Collected data entries:

# # # # #

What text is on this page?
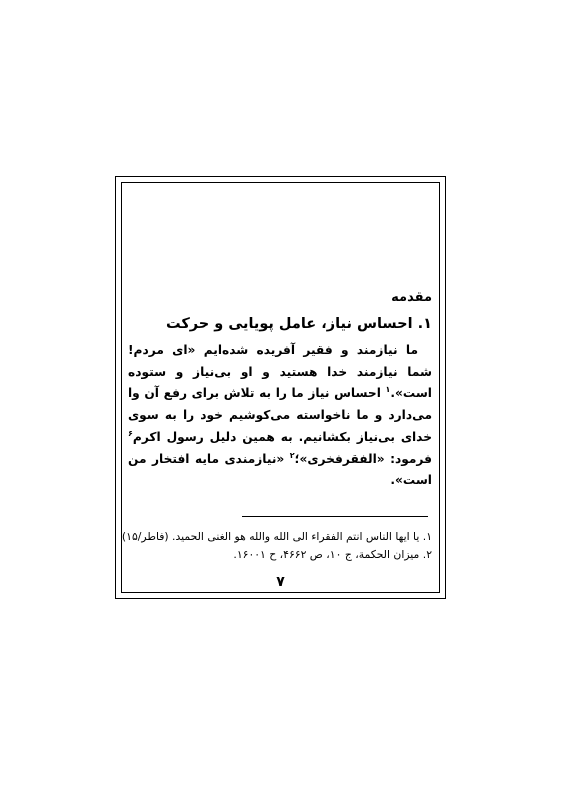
مقدمه

۱. احساس نیاز، عامل پویایی و حرکت

ما نیازمند و فقیر آفریده شده‌ایم «ای مردم! شما نیازمند خدا هستید و او بی‌نیاز و ستوده است».$^۱$ احساس نیاز ما را به تلاش برای رفع آن وا می‌دارد و ما ناخواسته می‌کوشیم خود را به سوی خدای بی‌نیاز بکشانیم. به همین دلیل رسول اکرم$^۶$ فرمود: «الفقرفخری»؛$^۲$ «نیازمندی مایه افتخار من است».

۱. یا ایها الناس انتم الفقراء الی الله والله هو الغنی الحمید. (فاطر/۱۵)

۲. میزان الحکمة، ج ۱۰، ص ۴۶۶۲، ح ۱۶۰۰۱.

۷
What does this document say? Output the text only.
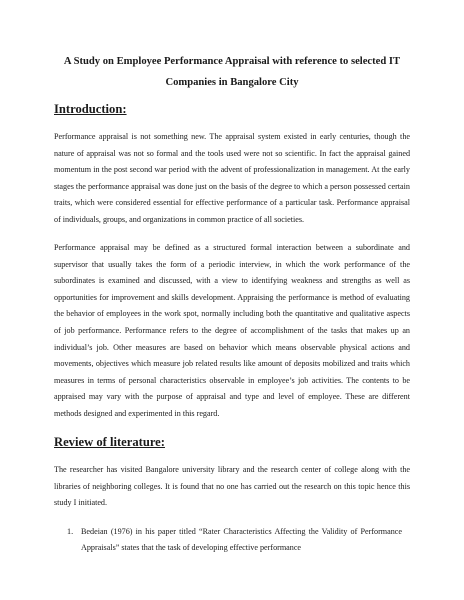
A Study on Employee Performance Appraisal with reference to selected IT
Companies in Bangalore City
Introduction:

Performance appraisal is not something new. The appraisal system existed in early centuries, though the nature of appraisal was not so formal and the tools used were not so scientific. In fact the appraisal gained momentum in the post second war period with the advent of professionalization in management. At the early stages the performance appraisal was done just on the basis of the degree to which a person possessed certain traits, which were considered essential for effective performance of a particular task. Performance appraisal of individuals, groups, and organizations in common practice of all societies.

Performance appraisal may be defined as a structured formal interaction between a subordinate and supervisor that usually takes the form of a periodic interview, in which the work performance of the subordinates is examined and discussed, with a view to identifying weakness and strengths as well as opportunities for improvement and skills development. Appraising the performance is method of evaluating the behavior of employees in the work spot, normally including both the quantitative and qualitative aspects of job performance. Performance refers to the degree of accomplishment of the tasks that makes up an individual’s job. Other measures are based on behavior which means observable physical actions and movements, objectives which measure job related results like amount of deposits mobilized and traits which measures in terms of personal characteristics observable in employee’s job activities. The contents to be appraised may vary with the purpose of appraisal and type and level of employee. These are different methods designed and experimented in this regard.

Review of literature:

The researcher has visited Bangalore university library and the research center of college along with the libraries of neighboring colleges. It is found that no one has carried out the research on this topic hence this study I initiated.

1. Bedeian (1976) in his paper titled “Rater Characteristics Affecting the Validity of Performance Appraisals” states that the task of developing effective performance
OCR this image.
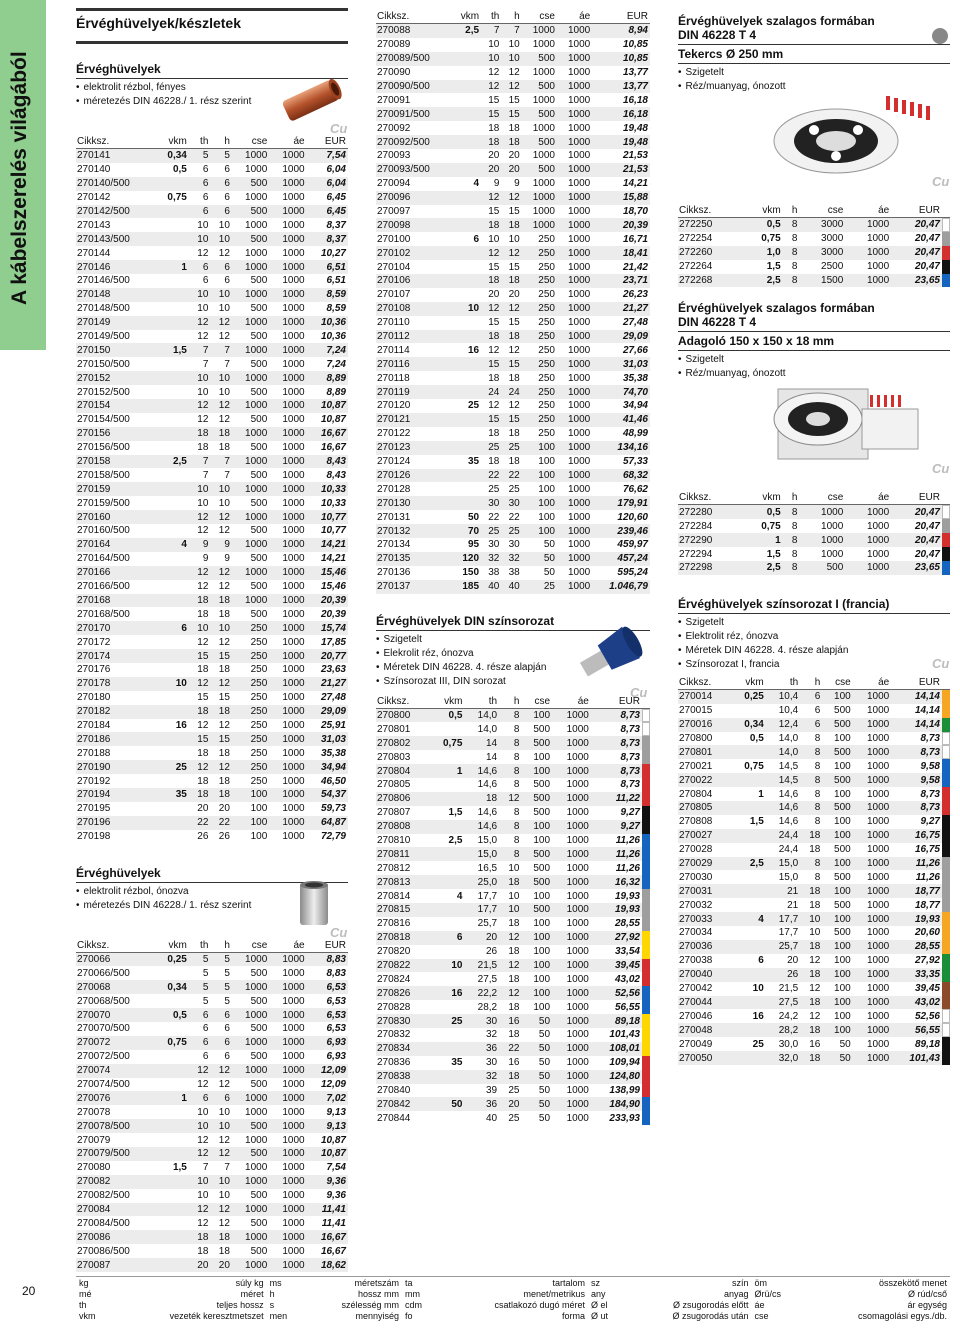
A kábelszerelés világából
Érvéghüvelyek/készletek
Érvéghüvelyek
• elektrolit rézbol, fényes
• méretezés DIN 46228./ 1. rész szerint
Cu
Cikksz.	vkm	th	h	cse	áe	EUR
270141	0,34	5	5	1000	1000	7,54
270140	0,5	6	6	1000	1000	6,04
270140/500		6	6	500	1000	6,04
270142	0,75	6	6	1000	1000	6,45
270142/500		6	6	500	1000	6,45
270143		10	10	1000	1000	8,37
270143/500		10	10	500	1000	8,37
270144		12	12	1000	1000	10,27
270146	1	6	6	1000	1000	6,51
270146/500		6	6	500	1000	6,51
270148		10	10	1000	1000	8,59
270148/500		10	10	500	1000	8,59
270149		12	12	1000	1000	10,36
270149/500		12	12	500	1000	10,36
270150	1,5	7	7	1000	1000	7,24
270150/500		7	7	500	1000	7,24
270152		10	10	1000	1000	8,89
270152/500		10	10	500	1000	8,89
270154		12	12	1000	1000	10,87
270154/500		12	12	500	1000	10,87
270156		18	18	1000	1000	16,67
270156/500		18	18	500	1000	16,67
270158	2,5	7	7	1000	1000	8,43
270158/500		7	7	500	1000	8,43
270159		10	10	1000	1000	10,33
270159/500		10	10	500	1000	10,33
270160		12	12	1000	1000	10,77
270160/500		12	12	500	1000	10,77
270164	4	9	9	1000	1000	14,21
270164/500		9	9	500	1000	14,21
270166		12	12	1000	1000	15,46
270166/500		12	12	500	1000	15,46
270168		18	18	1000	1000	20,39
270168/500		18	18	500	1000	20,39
270170	6	10	10	250	1000	15,74
270172		12	12	250	1000	17,85
270174		15	15	250	1000	20,77
270176		18	18	250	1000	23,63
270178	10	12	12	250	1000	21,27
270180		15	15	250	1000	27,48
270182		18	18	250	1000	29,09
270184	16	12	12	250	1000	25,91
270186		15	15	250	1000	31,03
270188		18	18	250	1000	35,38
270190	25	12	12	250	1000	34,94
270192		18	18	250	1000	46,50
270194	35	18	18	100	1000	54,37
270195		20	20	100	1000	59,73
270196		22	22	100	1000	64,87
270198		26	26	100	1000	72,79
Érvéghüvelyek
• elektrolit rézbol, ónozva
• méretezés DIN 46228./ 1. rész szerint
Cu
Cikksz.	vkm	th	h	cse	áe	EUR
270066	0,25	5	5	1000	1000	8,83
270066/500		5	5	500	1000	8,83
270068	0,34	5	5	1000	1000	6,53
270068/500		5	5	500	1000	6,53
270070	0,5	6	6	1000	1000	6,53
270070/500		6	6	500	1000	6,53
270072	0,75	6	6	1000	1000	6,93
270072/500		6	6	500	1000	6,93
270074		12	12	1000	1000	12,09
270074/500		12	12	500	1000	12,09
270076	1	6	6	1000	1000	7,02
270078		10	10	1000	1000	9,13
270078/500		10	10	500	1000	9,13
270079		12	12	1000	1000	10,87
270079/500		12	12	500	1000	10,87
270080	1,5	7	7	1000	1000	7,54
270082		10	10	1000	1000	9,36
270082/500		10	10	500	1000	9,36
270084		12	12	1000	1000	11,41
270084/500		12	12	500	1000	11,41
270086		18	18	1000	1000	16,67
270086/500		18	18	500	1000	16,67
270087		20	20	1000	1000	18,62
Cikksz.	vkm	th	h	cse	áe	EUR
270088	2,5	7	7	1000	1000	8,94
270089		10	10	1000	1000	10,85
270089/500		10	10	500	1000	10,85
270090		12	12	1000	1000	13,77
270090/500		12	12	500	1000	13,77
270091		15	15	1000	1000	16,18
270091/500		15	15	500	1000	16,18
270092		18	18	1000	1000	19,48
270092/500		18	18	500	1000	19,48
270093		20	20	1000	1000	21,53
270093/500		20	20	500	1000	21,53
270094	4	9	9	1000	1000	14,21
270096		12	12	1000	1000	15,88
270097		15	15	1000	1000	18,70
270098		18	18	1000	1000	20,39
270100	6	10	10	250	1000	16,71
270102		12	12	250	1000	18,41
270104		15	15	250	1000	21,42
270106		18	18	250	1000	23,71
270107		20	20	250	1000	26,23
270108	10	12	12	250	1000	21,27
270110		15	15	250	1000	27,48
270112		18	18	250	1000	29,09
270114	16	12	12	250	1000	27,66
270116		15	15	250	1000	31,03
270118		18	18	250	1000	35,38
270119		24	24	250	1000	74,70
270120	25	12	12	250	1000	34,94
270121		15	15	250	1000	41,46
270122		18	18	250	1000	48,99
270123		25	25	100	1000	134,16
270124	35	18	18	100	1000	57,33
270126		22	22	100	1000	68,32
270128		25	25	100	1000	76,62
270130		30	30	100	1000	179,91
270131	50	22	22	100	1000	120,60
270132	70	25	25	100	1000	239,46
270134	95	30	30	50	1000	459,97
270135	120	32	32	50	1000	457,24
270136	150	38	38	50	1000	595,24
270137	185	40	40	25	1000	1.046,79
Érvéghüvelyek DIN színsorozat
• Szigetelt
• Elekrolit réz, ónozva
• Méretek DIN 46228. 4. része alapján
• Színsorozat III, DIN sorozat
Cu
Cikksz.	vkm	th	h	cse	áe	EUR	
270800	0,5	14,0	8	100	1000	8,73	
270801		14,0	8	500	1000	8,73	
270802	0,75	14	8	500	1000	8,73	
270803		14	8	100	1000	8,73	
270804	1	14,6	8	100	1000	8,73	
270805		14,6	8	500	1000	8,73	
270806		18	12	500	1000	11,22	
270807	1,5	14,6	8	500	1000	9,27	
270808		14,6	8	100	1000	9,27	
270810	2,5	15,0	8	100	1000	11,26	
270811		15,0	8	500	1000	11,26	
270812		16,5	10	500	1000	11,26	
270813		25,0	18	500	1000	16,32	
270814	4	17,7	10	100	1000	19,93	
270815		17,7	10	500	1000	19,93	
270816		25,7	18	100	1000	28,55	
270818	6	20	12	100	1000	27,92	
270820		26	18	100	1000	33,54	
270822	10	21,5	12	100	1000	39,45	
270824		27,5	18	100	1000	43,02	
270826	16	22,2	12	100	1000	52,56	
270828		28,2	18	100	1000	56,55	
270830	25	30	16	50	1000	89,18	
270832		32	18	50	1000	101,43	
270834		36	22	50	1000	108,01	
270836	35	30	16	50	1000	109,94	
270838		32	18	50	1000	124,80	
270840		39	25	50	1000	138,99	
270842	50	36	20	50	1000	184,90	
270844		40	25	50	1000	233,93	
Érvéghüvelyek szalagos formában
DIN 46228 T 4
Tekercs Ø 250 mm
• Szigetelt
• Réz/muanyag, ónozott
Cu
Cikksz.	vkm	h	cse	áe	EUR	
272250	0,5	8	3000	1000	20,47	
272254	0,75	8	3000	1000	20,47	
272260	1,0	8	3000	1000	20,47	
272264	1,5	8	2500	1000	20,47	
272268	2,5	8	1500	1000	23,65	
Érvéghüvelyek szalagos formában
DIN 46228 T 4
Adagoló 150 x 150 x 18 mm
• Szigetelt
• Réz/muanyag, ónozott
Cu
Cikksz.	vkm	h	cse	áe	EUR	
272280	0,5	8	1000	1000	20,47	
272284	0,75	8	1000	1000	20,47	
272290	1	8	1000	1000	20,47	
272294	1,5	8	1000	1000	20,47	
272298	2,5	8	500	1000	23,65	
Érvéghüvelyek színsorozat I (francia)
• Szigetelt
• Elektrolit réz, ónozva
• Méretek DIN 46228. 4. része alapján
• Színsorozat I, francia	Cu
Cikksz.	vkm	th	h	cse	áe	EUR	
270014	0,25	10,4	6	100	1000	14,14	
270015		10,4	6	500	1000	14,14	
270016	0,34	12,4	6	500	1000	14,14	
270800	0,5	14,0	8	100	1000	8,73	
270801		14,0	8	500	1000	8,73	
270021	0,75	14,5	8	100	1000	9,58	
270022		14,5	8	500	1000	9,58	
270804	1	14,6	8	100	1000	8,73	
270805		14,6	8	500	1000	8,73	
270808	1,5	14,6	8	100	1000	9,27	
270027		24,4	18	100	1000	16,75	
270028		24,4	18	500	1000	16,75	
270029	2,5	15,0	8	100	1000	11,26	
270030		15,0	8	500	1000	11,26	
270031		21	18	100	1000	18,77	
270032		21	18	500	1000	18,77	
270033	4	17,7	10	100	1000	19,93	
270034		17,7	10	500	1000	20,60	
270036		25,7	18	100	1000	28,55	
270038	6	20	12	100	1000	27,92	
270040		26	18	100	1000	33,35	
270042	10	21,5	12	100	1000	39,45	
270044		27,5	18	100	1000	43,02	
270046	16	24,2	12	100	1000	52,56	
270048		28,2	18	100	1000	56,55	
270049	25	30,0	16	50	1000	89,18	
270050		32,0	18	50	1000	101,43	
20
kg	súly kg	ms	méretszám	ta	tartalom	sz	szín	öm	összekötő menet
mé	méret	h	hossz mm	mm	menet/metrikus	any	anyag	Ørü/cs	Ø rúd/cső
th	teljes hossz	s	szélesség mm	cdm	csatlakozó dugó méret	Ø el	Ø zsugorodás előtt	áe	ár egység
vkm	vezeték keresztmetszet	men	mennyiség	fo	forma	Ø ut	Ø zsugorodás után	cse	csomagolási egys./db.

# # # # #

### [PROBLEM REQUIREMENTS]
Go through the records and pull out each line that includes the word "What".

### [COMPLETE OUTPUT]
What text is on this page?
What does this document say? Output the text only.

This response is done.